### [Source excerpt]
++++++++++

Baghi Sipahi () is a 1958 Indian Hindi-language film directed by Bhagwan Das Varma and starring Madhubala, Chandrashekhar and Ranjan. It is loosely based on the 1951 American film Quo Vadis, which in turn was adapted from the 1896 book with the same title by Henryk Sienkiewicz. Baghi Sipahi was released on 1 January 1958.

Plot 
Baghi Sipahi is set in Rome in Nero's time, and has a theme based on Christians and their persecution by the Roman Empire.

The film tells the story of a Roman military commander (Chandrashekhar), who, after returning from the war, falls in love with Ranjana (Madhubala), a devout Christian.  Ranjana is technically a hostage of the Roman Emperor (Ranjan). However, as a reward for his services, the commander is able to persuade the Emperor to give Ranjana to him.  Although Ranjana resents this arrangement, she eventually falls in love with the commander.

++++++++++

### [Dataset excerpts]
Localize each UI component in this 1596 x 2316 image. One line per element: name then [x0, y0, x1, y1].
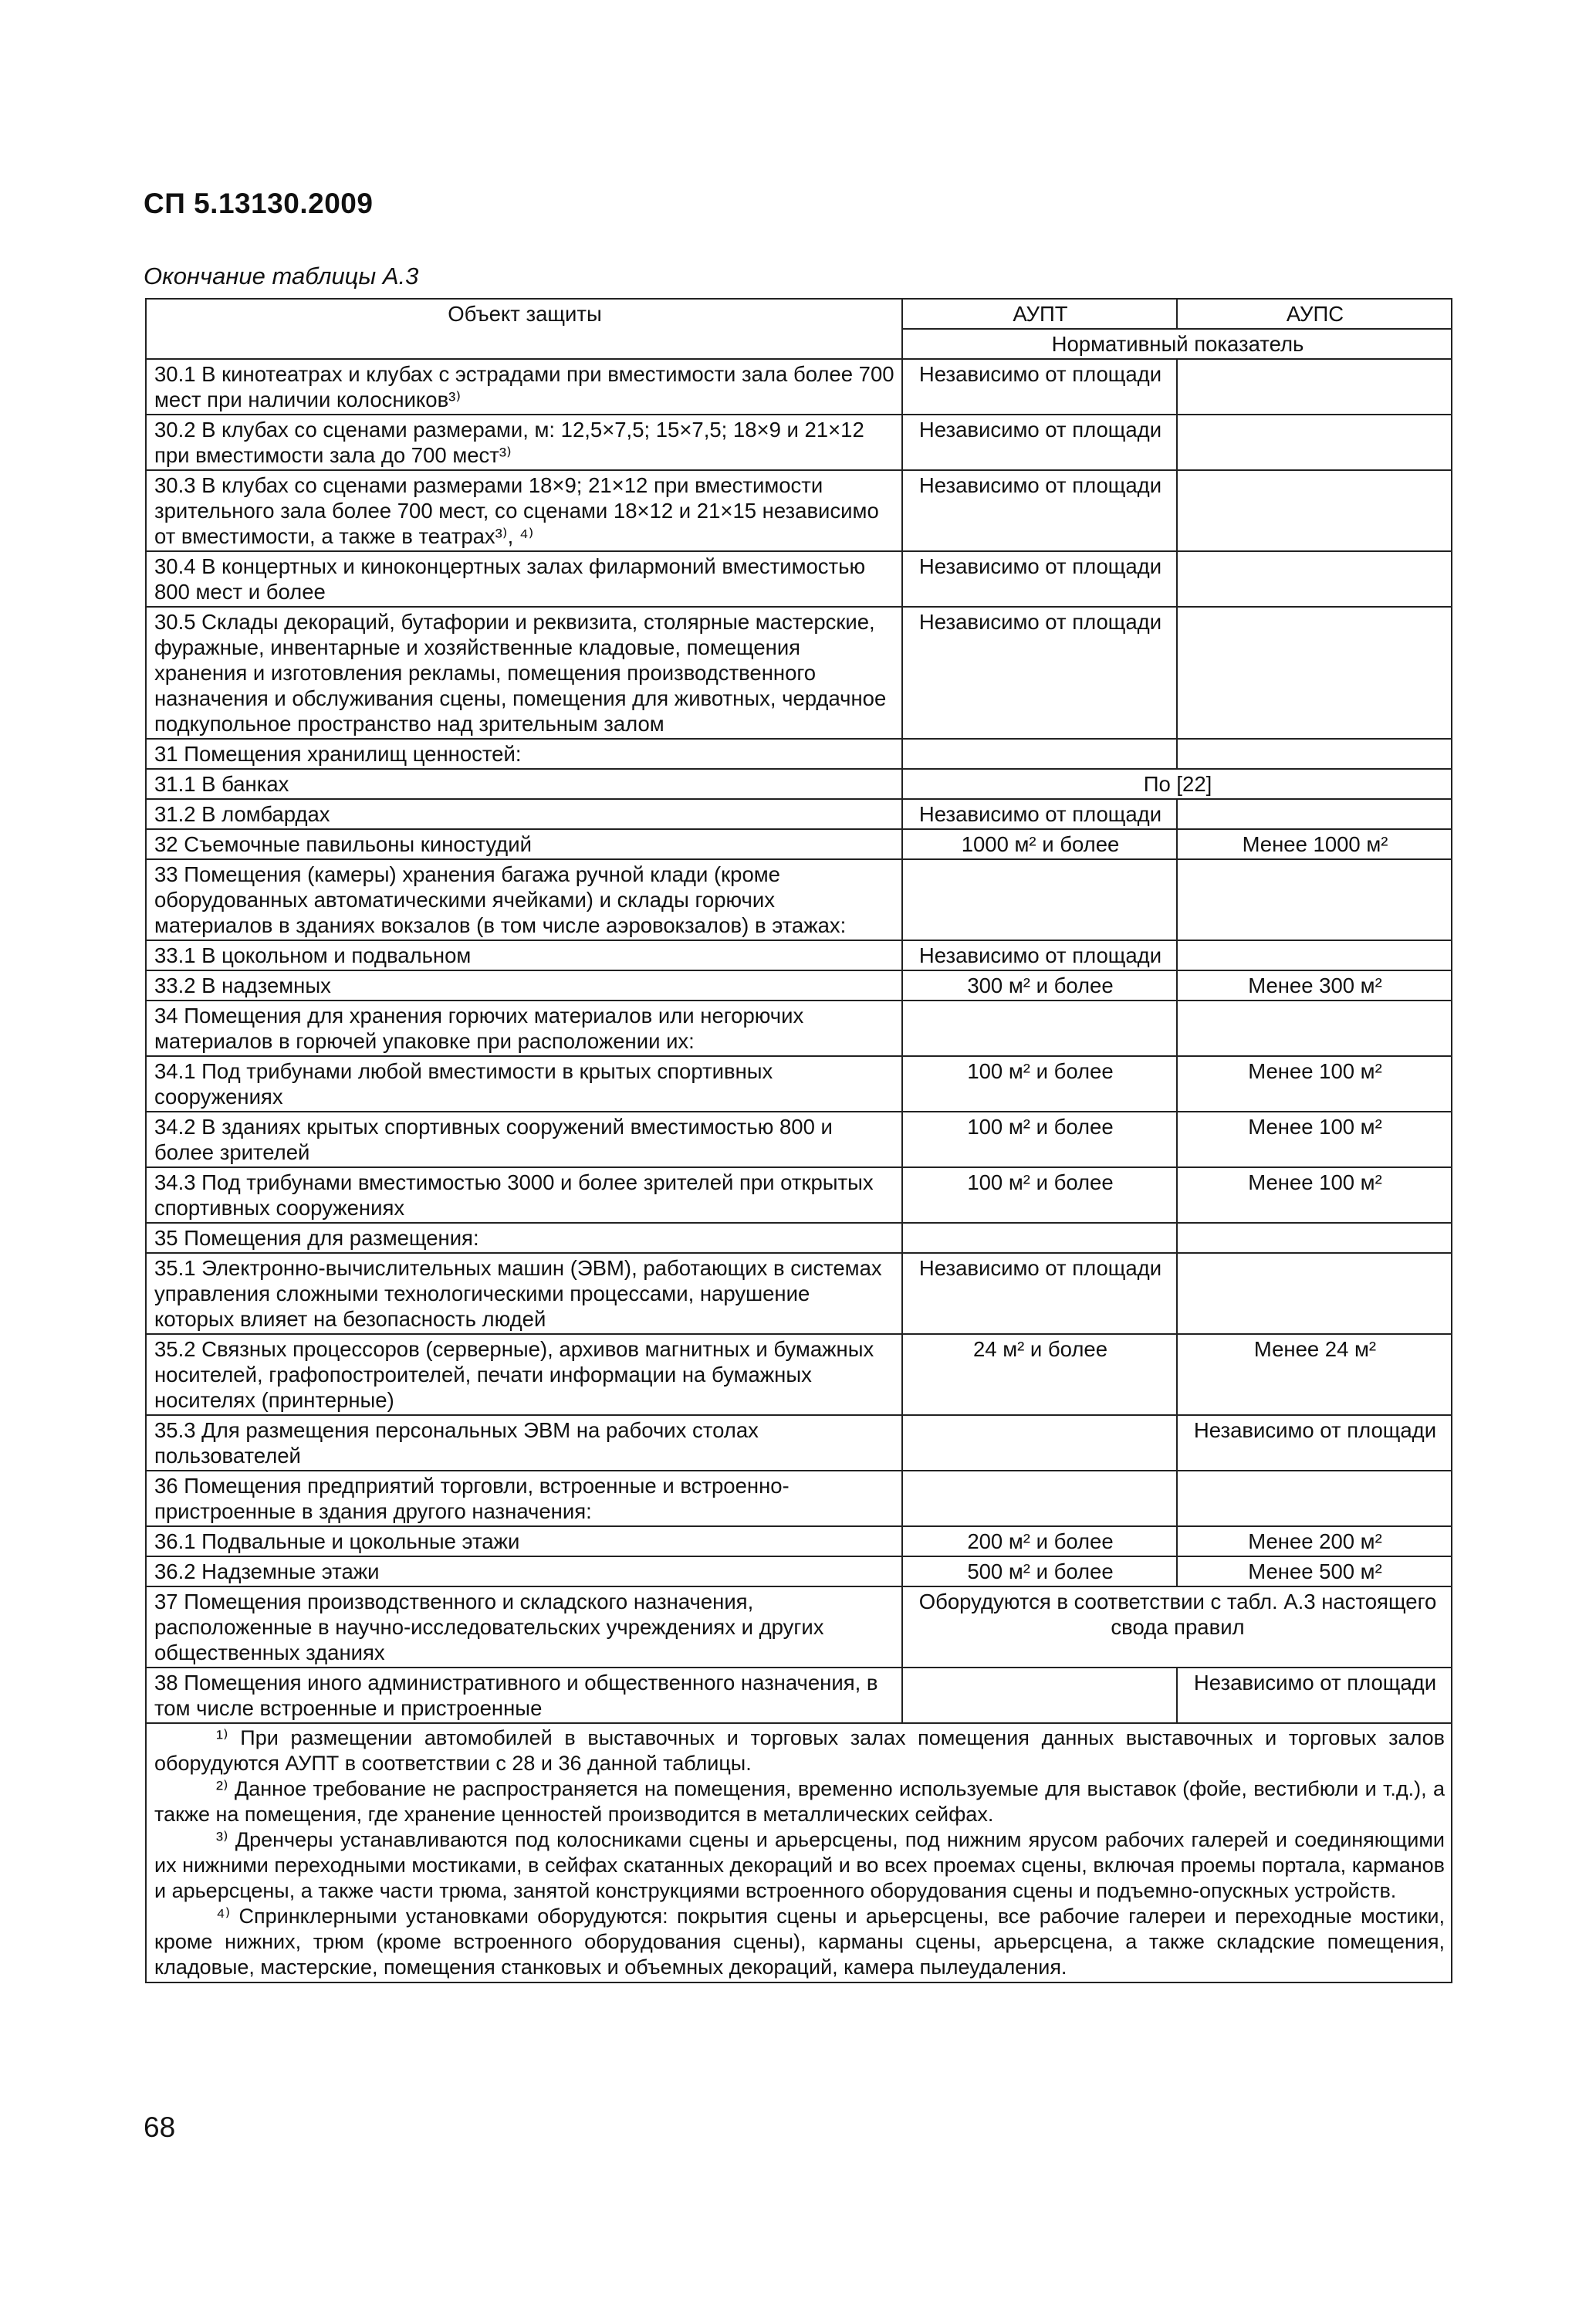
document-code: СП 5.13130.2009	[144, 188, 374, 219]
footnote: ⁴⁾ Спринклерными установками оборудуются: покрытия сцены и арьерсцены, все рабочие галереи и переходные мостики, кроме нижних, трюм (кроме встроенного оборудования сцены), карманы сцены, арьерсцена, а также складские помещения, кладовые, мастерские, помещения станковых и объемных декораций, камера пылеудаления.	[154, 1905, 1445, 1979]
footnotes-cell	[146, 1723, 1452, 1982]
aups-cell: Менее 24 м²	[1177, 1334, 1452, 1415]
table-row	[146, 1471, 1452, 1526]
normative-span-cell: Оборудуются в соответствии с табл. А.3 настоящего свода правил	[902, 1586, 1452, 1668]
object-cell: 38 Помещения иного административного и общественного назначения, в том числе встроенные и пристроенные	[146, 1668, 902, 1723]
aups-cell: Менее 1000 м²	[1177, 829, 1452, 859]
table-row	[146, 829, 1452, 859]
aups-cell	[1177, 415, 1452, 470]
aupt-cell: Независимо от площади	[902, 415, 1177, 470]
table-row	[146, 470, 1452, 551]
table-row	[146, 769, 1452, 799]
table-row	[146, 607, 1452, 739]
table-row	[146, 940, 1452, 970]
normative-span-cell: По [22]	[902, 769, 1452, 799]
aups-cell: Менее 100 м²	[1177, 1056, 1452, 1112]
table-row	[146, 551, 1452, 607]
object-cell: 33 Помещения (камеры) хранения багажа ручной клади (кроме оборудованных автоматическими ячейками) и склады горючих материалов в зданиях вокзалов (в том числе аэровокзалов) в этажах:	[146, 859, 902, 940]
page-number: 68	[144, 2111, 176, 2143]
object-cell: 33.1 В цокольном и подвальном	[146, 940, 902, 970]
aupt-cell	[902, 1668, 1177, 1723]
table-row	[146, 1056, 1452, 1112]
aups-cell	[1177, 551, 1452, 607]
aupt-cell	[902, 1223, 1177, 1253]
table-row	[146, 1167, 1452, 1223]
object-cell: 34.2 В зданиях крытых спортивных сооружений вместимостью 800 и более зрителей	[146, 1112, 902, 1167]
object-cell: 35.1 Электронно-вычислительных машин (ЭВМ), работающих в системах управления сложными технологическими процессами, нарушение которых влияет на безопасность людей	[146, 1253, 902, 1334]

++++++++++

### [Direction]
Duplicate the Baghi Sipahi text word for word, from "The film tells" up to and including "with the commander.".

### [Expected answer]
The film tells the story of a Roman military commander (Chandrashekhar), who, after returning from the war, falls in love with Ranjana (Madhubala), a devout Christian.  Ranjana is technically a hostage of the Roman Emperor (Ranjan). However, as a reward for his services, the commander is able to persuade the Emperor to give Ranjana to him.  Although Ranjana resents this arrangement, she eventually falls in love with the commander.